Written exercise 1: Please translate this sentence from the forum thread into Spanish: "then i rolled it up in a ziplock bag tightly into a cylinder and froze it."

# Perfect food for your p's!!!



## wrathofgeo (Aug 23, 2003)

well, after trying various ways to get my rb's to eat pellets, i have come up with a very nutritional diet for my rb's. the only prob is it is too messy because it falls apart once they start biting it.

i know this has probally already been done but i am just putting it out there for any of you that would like to try it with some gelatin or something to hold it together.

i grinded up algae wafers and Hikari Chiclid gold color enhancement pellets to powder with a pestel and mortar. then i threw in some beefheart and grinded all of them together until i got a paste. then i rolled it up in a ziplock bag tightly into a cylinder and froze it. once frozen, i cut off a piece and put it in reg temp water for about 2 mins, where it became soft, and threw it in my rb tank.

they ripped it to shreds and loved it! picking up every scrap they could find.

only thing was the cloudiness it made in the spot they ate.

so it would need some gelatin to hold it together i guess.

o well, worth a try.

maybe ill use it as a treat every month or so or even for sick or hurt fish.

george


----------



## wrathofgeo (Aug 23, 2003)

now that i think of it... it would probally be the best food for my rhom...
i feed food to him in bitesize chunks anyway.

so he can get the good nutrients and also not make a mess.


----------



## bobme (Feb 17, 2003)

try serving it frozen still will prb help with the cloudless


----------



## wrathofgeo (Aug 23, 2003)

would they eat it though?


----------



## Judazzz (Jan 13, 2003)

Feeding food that is still frozen isn't very good for any fish: it messes with their internal organs, so I wouldn't do that...

Gelatin is most definitely a good way to keep food cubes together: I've heard many stories about piranha ownsers using it. The only problem I can think of is that the gelatin might trap tastes and odours inside, so it might take a while before your piranha's knwo what to do with those cubes, and eat it...

Written exercise 2: Return the listing from its first line up to and including the line with "sample-photo-woman[interactable] (1219, 503, 1294, 563)", copied character for character.

Records for processing:
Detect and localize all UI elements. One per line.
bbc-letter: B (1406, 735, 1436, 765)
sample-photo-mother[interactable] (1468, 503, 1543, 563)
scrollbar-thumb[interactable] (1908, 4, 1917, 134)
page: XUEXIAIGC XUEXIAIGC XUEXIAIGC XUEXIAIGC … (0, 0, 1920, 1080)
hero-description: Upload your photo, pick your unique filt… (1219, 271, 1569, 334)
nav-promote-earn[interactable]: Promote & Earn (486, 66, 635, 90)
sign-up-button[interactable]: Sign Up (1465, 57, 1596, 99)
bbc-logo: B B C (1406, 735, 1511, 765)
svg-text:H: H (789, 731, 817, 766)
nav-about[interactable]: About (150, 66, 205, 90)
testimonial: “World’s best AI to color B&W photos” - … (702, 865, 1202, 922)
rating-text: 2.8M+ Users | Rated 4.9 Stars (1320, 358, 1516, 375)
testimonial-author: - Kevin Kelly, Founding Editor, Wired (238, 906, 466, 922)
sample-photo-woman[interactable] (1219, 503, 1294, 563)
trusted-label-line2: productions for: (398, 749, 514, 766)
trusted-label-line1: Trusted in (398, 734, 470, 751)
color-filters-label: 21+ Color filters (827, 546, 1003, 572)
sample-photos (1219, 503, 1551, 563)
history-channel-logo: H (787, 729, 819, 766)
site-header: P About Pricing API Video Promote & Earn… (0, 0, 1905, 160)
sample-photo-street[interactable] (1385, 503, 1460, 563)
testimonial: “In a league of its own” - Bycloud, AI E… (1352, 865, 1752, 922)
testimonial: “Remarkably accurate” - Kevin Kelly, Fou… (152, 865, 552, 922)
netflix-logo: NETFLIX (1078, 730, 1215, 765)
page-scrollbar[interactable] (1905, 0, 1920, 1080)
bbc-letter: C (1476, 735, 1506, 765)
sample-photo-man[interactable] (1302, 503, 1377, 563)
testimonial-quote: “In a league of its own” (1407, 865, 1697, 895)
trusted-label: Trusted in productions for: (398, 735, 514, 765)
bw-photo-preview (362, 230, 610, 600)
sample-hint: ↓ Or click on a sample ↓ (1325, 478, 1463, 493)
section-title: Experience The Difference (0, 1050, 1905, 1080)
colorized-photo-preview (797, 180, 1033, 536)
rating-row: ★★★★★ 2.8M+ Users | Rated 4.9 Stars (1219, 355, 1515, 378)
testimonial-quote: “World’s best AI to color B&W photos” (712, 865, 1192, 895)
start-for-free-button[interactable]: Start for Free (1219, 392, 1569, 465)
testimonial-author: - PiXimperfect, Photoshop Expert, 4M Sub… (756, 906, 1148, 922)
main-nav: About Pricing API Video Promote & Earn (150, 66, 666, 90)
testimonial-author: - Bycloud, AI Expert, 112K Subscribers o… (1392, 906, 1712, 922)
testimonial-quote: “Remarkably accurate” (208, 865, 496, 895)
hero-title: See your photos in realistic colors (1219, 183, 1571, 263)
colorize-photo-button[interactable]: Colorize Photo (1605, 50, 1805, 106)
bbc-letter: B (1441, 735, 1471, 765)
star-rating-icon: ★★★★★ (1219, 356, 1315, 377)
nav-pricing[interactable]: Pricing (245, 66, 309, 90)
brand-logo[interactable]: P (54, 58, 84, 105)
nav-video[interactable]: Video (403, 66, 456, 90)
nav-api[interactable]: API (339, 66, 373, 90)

Final result 1: Luego lo enrollé bien apretado en una bolsa ziplock formando un cilindro y lo congelé.

Final result 2:
Detect and localize all UI elements. One per line.
bbc-letter: B (1406, 735, 1436, 765)
sample-photo-mother[interactable] (1468, 503, 1543, 563)
scrollbar-thumb[interactable] (1908, 4, 1917, 134)
page: XUEXIAIGC XUEXIAIGC XUEXIAIGC XUEXIAIGC … (0, 0, 1920, 1080)
hero-description: Upload your photo, pick your unique filt… (1219, 271, 1569, 334)
nav-promote-earn[interactable]: Promote & Earn (486, 66, 635, 90)
sign-up-button[interactable]: Sign Up (1465, 57, 1596, 99)
bbc-logo: B B C (1406, 735, 1511, 765)
svg-text:H: H (789, 731, 817, 766)
nav-about[interactable]: About (150, 66, 205, 90)
testimonial: “World’s best AI to color B&W photos” - … (702, 865, 1202, 922)
rating-text: 2.8M+ Users | Rated 4.9 Stars (1320, 358, 1516, 375)
testimonial-author: - Kevin Kelly, Founding Editor, Wired (238, 906, 466, 922)
sample-photo-woman[interactable] (1219, 503, 1294, 563)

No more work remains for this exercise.